- [DATASET]
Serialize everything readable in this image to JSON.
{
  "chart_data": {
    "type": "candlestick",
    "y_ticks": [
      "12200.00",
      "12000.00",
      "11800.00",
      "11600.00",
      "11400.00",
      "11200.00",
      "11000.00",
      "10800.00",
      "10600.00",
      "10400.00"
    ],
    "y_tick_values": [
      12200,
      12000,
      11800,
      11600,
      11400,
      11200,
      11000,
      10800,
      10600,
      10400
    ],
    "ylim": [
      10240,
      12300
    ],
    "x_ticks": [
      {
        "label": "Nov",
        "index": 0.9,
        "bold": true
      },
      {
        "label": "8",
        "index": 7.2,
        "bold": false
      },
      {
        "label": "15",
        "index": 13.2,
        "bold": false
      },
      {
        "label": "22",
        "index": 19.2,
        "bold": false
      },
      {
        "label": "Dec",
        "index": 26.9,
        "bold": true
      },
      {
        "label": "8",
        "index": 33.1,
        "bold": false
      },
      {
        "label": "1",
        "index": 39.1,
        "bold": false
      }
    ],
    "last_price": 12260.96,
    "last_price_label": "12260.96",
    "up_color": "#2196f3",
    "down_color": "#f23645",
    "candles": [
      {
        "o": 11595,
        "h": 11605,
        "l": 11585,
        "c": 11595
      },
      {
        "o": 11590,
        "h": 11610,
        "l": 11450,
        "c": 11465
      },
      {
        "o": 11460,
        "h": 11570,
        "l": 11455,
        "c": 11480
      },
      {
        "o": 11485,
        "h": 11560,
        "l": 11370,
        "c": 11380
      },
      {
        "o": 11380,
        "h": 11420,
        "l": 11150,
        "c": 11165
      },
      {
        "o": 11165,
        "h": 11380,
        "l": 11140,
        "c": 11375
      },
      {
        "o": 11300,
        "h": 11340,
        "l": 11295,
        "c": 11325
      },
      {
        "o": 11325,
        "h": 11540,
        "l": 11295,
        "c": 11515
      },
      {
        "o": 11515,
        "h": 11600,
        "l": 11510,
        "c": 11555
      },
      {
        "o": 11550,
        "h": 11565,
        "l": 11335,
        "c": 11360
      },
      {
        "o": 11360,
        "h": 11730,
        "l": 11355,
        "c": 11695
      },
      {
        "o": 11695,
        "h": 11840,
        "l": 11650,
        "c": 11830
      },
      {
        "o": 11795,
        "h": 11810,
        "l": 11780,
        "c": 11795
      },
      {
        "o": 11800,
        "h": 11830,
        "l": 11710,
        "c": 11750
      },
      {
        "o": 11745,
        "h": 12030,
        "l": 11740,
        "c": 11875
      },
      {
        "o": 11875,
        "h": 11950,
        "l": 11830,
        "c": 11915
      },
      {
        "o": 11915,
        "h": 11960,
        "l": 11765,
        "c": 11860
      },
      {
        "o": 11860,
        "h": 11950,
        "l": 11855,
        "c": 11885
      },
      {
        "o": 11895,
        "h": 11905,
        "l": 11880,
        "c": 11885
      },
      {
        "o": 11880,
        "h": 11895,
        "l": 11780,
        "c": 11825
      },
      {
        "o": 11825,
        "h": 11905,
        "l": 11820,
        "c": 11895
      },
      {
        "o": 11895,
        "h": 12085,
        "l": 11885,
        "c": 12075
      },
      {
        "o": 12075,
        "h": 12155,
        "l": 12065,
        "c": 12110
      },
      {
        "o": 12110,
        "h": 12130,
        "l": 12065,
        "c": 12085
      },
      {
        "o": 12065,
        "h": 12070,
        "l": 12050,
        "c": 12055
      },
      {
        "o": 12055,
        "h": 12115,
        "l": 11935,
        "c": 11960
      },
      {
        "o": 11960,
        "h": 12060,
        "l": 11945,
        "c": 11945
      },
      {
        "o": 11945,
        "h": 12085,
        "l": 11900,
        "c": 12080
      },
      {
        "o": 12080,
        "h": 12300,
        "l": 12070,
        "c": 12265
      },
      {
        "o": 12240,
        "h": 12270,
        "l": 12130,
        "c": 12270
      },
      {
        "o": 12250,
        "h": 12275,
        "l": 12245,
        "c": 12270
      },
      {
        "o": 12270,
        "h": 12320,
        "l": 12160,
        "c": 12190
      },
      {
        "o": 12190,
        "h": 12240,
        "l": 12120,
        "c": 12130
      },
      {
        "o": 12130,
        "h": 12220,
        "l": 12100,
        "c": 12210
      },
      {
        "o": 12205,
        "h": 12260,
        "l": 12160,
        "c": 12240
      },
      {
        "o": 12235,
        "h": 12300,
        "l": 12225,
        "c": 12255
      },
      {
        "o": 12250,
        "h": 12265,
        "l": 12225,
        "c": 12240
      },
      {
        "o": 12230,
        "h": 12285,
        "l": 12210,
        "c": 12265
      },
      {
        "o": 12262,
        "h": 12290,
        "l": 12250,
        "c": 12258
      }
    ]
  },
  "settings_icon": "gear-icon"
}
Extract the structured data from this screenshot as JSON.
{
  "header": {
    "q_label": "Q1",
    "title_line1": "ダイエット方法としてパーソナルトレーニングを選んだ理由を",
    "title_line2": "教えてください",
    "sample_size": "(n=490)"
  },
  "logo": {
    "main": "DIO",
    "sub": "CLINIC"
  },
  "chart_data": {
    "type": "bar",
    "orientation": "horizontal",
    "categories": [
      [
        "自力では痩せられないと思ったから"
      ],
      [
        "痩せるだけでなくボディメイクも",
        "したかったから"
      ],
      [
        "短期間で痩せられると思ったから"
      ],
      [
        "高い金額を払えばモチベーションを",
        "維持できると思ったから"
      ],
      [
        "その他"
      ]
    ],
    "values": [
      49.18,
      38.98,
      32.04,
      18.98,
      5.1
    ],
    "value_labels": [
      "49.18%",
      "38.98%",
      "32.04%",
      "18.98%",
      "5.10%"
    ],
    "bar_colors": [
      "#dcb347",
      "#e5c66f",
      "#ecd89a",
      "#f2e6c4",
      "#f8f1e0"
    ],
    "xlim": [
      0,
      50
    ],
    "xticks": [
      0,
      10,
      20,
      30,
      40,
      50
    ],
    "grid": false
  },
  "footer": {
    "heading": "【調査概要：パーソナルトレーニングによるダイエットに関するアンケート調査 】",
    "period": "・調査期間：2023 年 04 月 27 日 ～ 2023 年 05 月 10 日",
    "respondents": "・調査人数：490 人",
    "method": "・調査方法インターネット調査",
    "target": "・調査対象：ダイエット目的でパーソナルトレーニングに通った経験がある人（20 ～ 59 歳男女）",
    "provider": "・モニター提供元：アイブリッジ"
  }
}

- [WORK TO COMPLETE] Reproduce the complete set of lines precisely as supplied.

- [ANSWER TO THIS TASK]
Serialize everything readable in this image to JSON.
{
  "chart_data": {
    "type": "candlestick",
    "y_ticks": [
      "12200.00",
      "12000.00",
      "11800.00",
      "11600.00",
      "11400.00",
      "11200.00",
      "11000.00",
      "10800.00",
      "10600.00",
      "10400.00"
    ],
    "y_tick_values": [
      12200,
      12000,
      11800,
      11600,
      11400,
      11200,
      11000,
      10800,
      10600,
      10400
    ],
    "ylim": [
      10240,
      12300
    ],
    "x_ticks": [
      {
        "label": "Nov",
        "index": 0.9,
        "bold": true
      },
      {
        "label": "8",
        "index": 7.2,
        "bold": false
      },
      {
        "label": "15",
        "index": 13.2,
        "bold": false
      },
      {
        "label": "22",
        "index": 19.2,
        "bold": false
      },
      {
        "label": "Dec",
        "index": 26.9,
        "bold": true
      },
      {
        "label": "8",
        "index": 33.1,
        "bold": false
      },
      {
        "label": "1",
        "index": 39.1,
        "bold": false
      }
    ],
    "last_price": 12260.96,
    "last_price_label": "12260.96",
    "up_color": "#2196f3",
    "down_color": "#f23645",
    "candles": [
      {
        "o": 11595,
        "h": 11605,
        "l": 11585,
        "c": 11595
      },
      {
        "o": 11590,
        "h": 11610,
        "l": 11450,
        "c": 11465
      },
      {
        "o": 11460,
        "h": 11570,
        "l": 11455,
        "c": 11480
      },
      {
        "o": 11485,
        "h": 11560,
        "l": 11370,
        "c": 11380
      },
      {
        "o": 11380,
        "h": 11420,
        "l": 11150,
        "c": 11165
      },
      {
        "o": 11165,
        "h": 11380,
        "l": 11140,
        "c": 11375
      },
      {
        "o": 11300,
        "h": 11340,
        "l": 11295,
        "c": 11325
      },
      {
        "o": 11325,
        "h": 11540,
        "l": 11295,
        "c": 11515
      },
      {
        "o": 11515,
        "h": 11600,
        "l": 11510,
        "c": 11555
      },
      {
        "o": 11550,
        "h": 11565,
        "l": 11335,
        "c": 11360
      },
      {
        "o": 11360,
        "h": 11730,
        "l": 11355,
        "c": 11695
      },
      {
        "o": 11695,
        "h": 11840,
        "l": 11650,
        "c": 11830
      },
      {
        "o": 11795,
        "h": 11810,
        "l": 11780,
        "c": 11795
      },
      {
        "o": 11800,
        "h": 11830,
        "l": 11710,
        "c": 11750
      },
      {
        "o": 11745,
        "h": 12030,
        "l": 11740,
        "c": 11875
      },
      {
        "o": 11875,
        "h": 11950,
        "l": 11830,
        "c": 11915
      },
      {
        "o": 11915,
        "h": 11960,
        "l": 11765,
        "c": 11860
      },
      {
        "o": 11860,
        "h": 11950,
        "l": 11855,
        "c": 11885
      },
      {
        "o": 11895,
        "h": 11905,
        "l": 11880,
        "c": 11885
      },
      {
        "o": 11880,
        "h": 11895,
        "l": 11780,
        "c": 11825
      },
      {
        "o": 11825,
        "h": 11905,
        "l": 11820,
        "c": 11895
      },
      {
        "o": 11895,
        "h": 12085,
        "l": 11885,
        "c": 12075
      },
      {
        "o": 12075,
        "h": 12155,
        "l": 12065,
        "c": 12110
      },
      {
        "o": 12110,
        "h": 12130,
        "l": 12065,
        "c": 12085
      },
      {
        "o": 12065,
        "h": 12070,
        "l": 12050,
        "c": 12055
      },
      {
        "o": 12055,
        "h": 12115,
        "l": 11935,
        "c": 11960
      },
      {
        "o": 11960,
        "h": 12060,
        "l": 11945,
        "c": 11945
      },
      {
        "o": 11945,
        "h": 12085,
        "l": 11900,
        "c": 12080
      },
      {
        "o": 12080,
        "h": 12300,
        "l": 12070,
        "c": 12265
      },
      {
        "o": 12240,
        "h": 12270,
        "l": 12130,
        "c": 12270
      },
      {
        "o": 12250,
        "h": 12275,
        "l": 12245,
        "c": 12270
      },
      {
        "o": 12270,
        "h": 12320,
        "l": 12160,
        "c": 12190
      },
      {
        "o": 12190,
        "h": 12240,
        "l": 12120,
        "c": 12130
      },
      {
        "o": 12130,
        "h": 12220,
        "l": 12100,
        "c": 12210
      },
      {
        "o": 12205,
        "h": 12260,
        "l": 12160,
        "c": 12240
      },
      {
        "o": 12235,
        "h": 12300,
        "l": 12225,
        "c": 12255
      },
      {
        "o": 12250,
        "h": 12265,
        "l": 12225,
        "c": 12240
      },
      {
        "o": 12230,
        "h": 12285,
        "l": 12210,
        "c": 12265
      },
      {
        "o": 12262,
        "h": 12290,
        "l": 12250,
        "c": 12258
      }
    ]
  },
  "settings_icon": "gear-icon"
}
Extract the structured data from this screenshot as JSON.
{
  "header": {
    "q_label": "Q1",
    "title_line1": "ダイエット方法としてパーソナルトレーニングを選んだ理由を",
    "title_line2": "教えてください",
    "sample_size": "(n=490)"
  },
  "logo": {
    "main": "DIO",
    "sub": "CLINIC"
  },
  "chart_data": {
    "type": "bar",
    "orientation": "horizontal",
    "categories": [
      [
        "自力では痩せられないと思ったから"
      ],
      [
        "痩せるだけでなくボディメイクも",
        "したかったから"
      ],
      [
        "短期間で痩せられると思ったから"
      ],
      [
        "高い金額を払えばモチベーションを",
        "維持できると思ったから"
      ],
      [
        "その他"
      ]
    ],
    "values": [
      49.18,
      38.98,
      32.04,
      18.98,
      5.1
    ],
    "value_labels": [
      "49.18%",
      "38.98%",
      "32.04%",
      "18.98%",
      "5.10%"
    ],
    "bar_colors": [
      "#dcb347",
      "#e5c66f",
      "#ecd89a",
      "#f2e6c4",
      "#f8f1e0"
    ],
    "xlim": [
      0,
      50
    ],
    "xticks": [
      0,
      10,
      20,
      30,
      40,
      50
    ],
    "grid": false
  },
  "footer": {
    "heading": "【調査概要：パーソナルトレーニングによるダイエットに関するアンケート調査 】",
    "period": "・調査期間：2023 年 04 月 27 日 ～ 2023 年 05 月 10 日",
    "respondents": "・調査人数：490 人",
    "method": "・調査方法インターネット調査",
    "target": "・調査対象：ダイエット目的でパーソナルトレーニングに通った経験がある人（20 ～ 59 歳男女）",
    "provider": "・モニター提供元：アイブリッジ"
  }
}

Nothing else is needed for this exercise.